▶ _EXERCISE DIRECTIONS_
Return every record below exactly as written, omitting any pictures.

════════════════

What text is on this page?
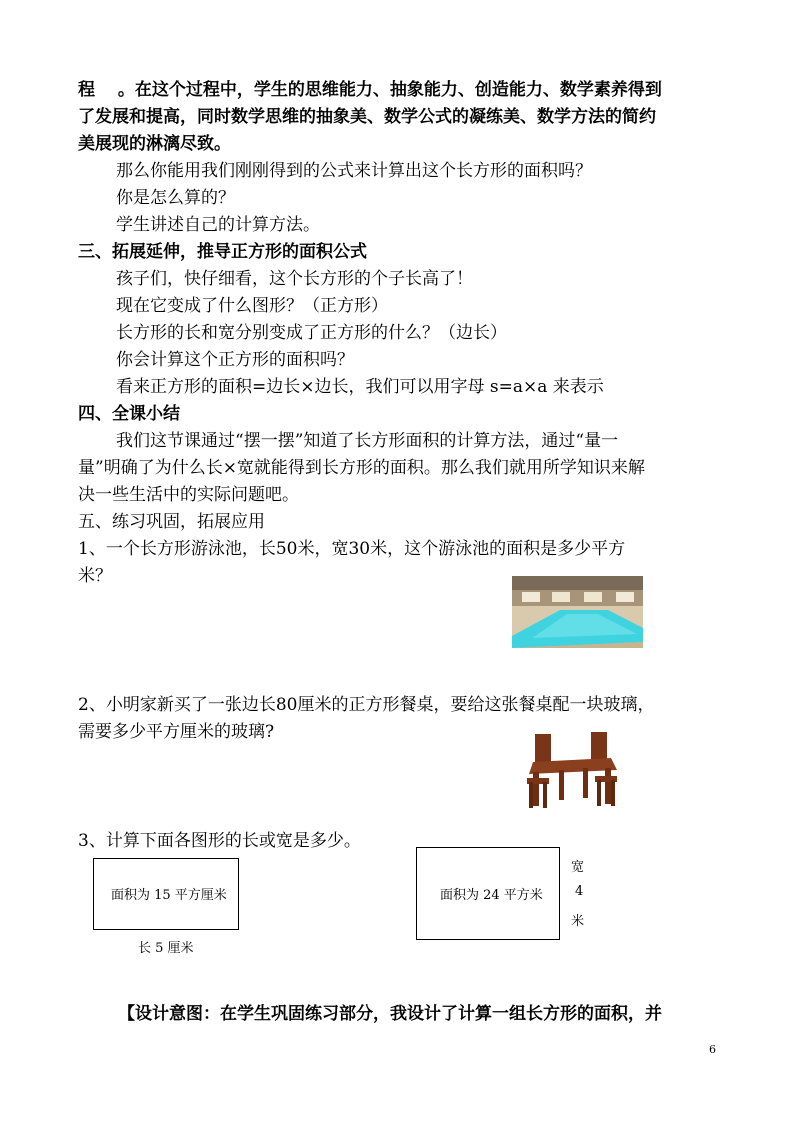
程　 。在这个过程中，学生的思维能力、抽象能力、创造能力、数学素养得到
了发展和提高，同时数学思维的抽象美、数学公式的凝练美、数学方法的简约
美展现的淋漓尽致。
那么你能用我们刚刚得到的公式来计算出这个长方形的面积吗？
你是怎么算的？
学生讲述自己的计算方法。
三、拓展延伸，推导正方形的面积公式
孩子们，快仔细看，这个长方形的个子长高了！
现在它变成了什么图形？（正方形）
长方形的长和宽分别变成了正方形的什么？（边长）
你会计算这个正方形的面积吗？
看来正方形的面积=边长×边长，我们可以用字母 s=a×a 来表示
四、全课小结
我们这节课通过“摆一摆”知道了长方形面积的计算方法，通过“量一
量”明确了为什么长×宽就能得到长方形的面积。那么我们就用所学知识来解
决一些生活中的实际问题吧。
五、练习巩固，拓展应用
1、一个长方形游泳池，长50米，宽30米，这个游泳池的面积是多少平方
米？
2、小明家新买了一张边长80厘米的正方形餐桌，要给这张餐桌配一块玻璃，
需要多少平方厘米的玻璃?
3、计算下面各图形的长或宽是多少。
面积为 15 平方厘米
长 5 厘米
面积为 24 平方米
宽
4
米
【设计意图：在学生巩固练习部分，我设计了计算一组长方形的面积，并
6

════════════════

▶ _SOLUTION BELOW_
What text is on this page?
程　 。在这个过程中，学生的思维能力、抽象能力、创造能力、数学素养得到
了发展和提高，同时数学思维的抽象美、数学公式的凝练美、数学方法的简约
美展现的淋漓尽致。
那么你能用我们刚刚得到的公式来计算出这个长方形的面积吗？
你是怎么算的？
学生讲述自己的计算方法。
三、拓展延伸，推导正方形的面积公式
孩子们，快仔细看，这个长方形的个子长高了！
现在它变成了什么图形？（正方形）
长方形的长和宽分别变成了正方形的什么？（边长）
你会计算这个正方形的面积吗？
看来正方形的面积=边长×边长，我们可以用字母 s=a×a 来表示
四、全课小结
我们这节课通过“摆一摆”知道了长方形面积的计算方法，通过“量一
量”明确了为什么长×宽就能得到长方形的面积。那么我们就用所学知识来解
决一些生活中的实际问题吧。
五、练习巩固，拓展应用
1、一个长方形游泳池，长50米，宽30米，这个游泳池的面积是多少平方
米？
2、小明家新买了一张边长80厘米的正方形餐桌，要给这张餐桌配一块玻璃，
需要多少平方厘米的玻璃?
3、计算下面各图形的长或宽是多少。
面积为 15 平方厘米
长 5 厘米
面积为 24 平方米
宽
4
米
【设计意图：在学生巩固练习部分，我设计了计算一组长方形的面积，并
6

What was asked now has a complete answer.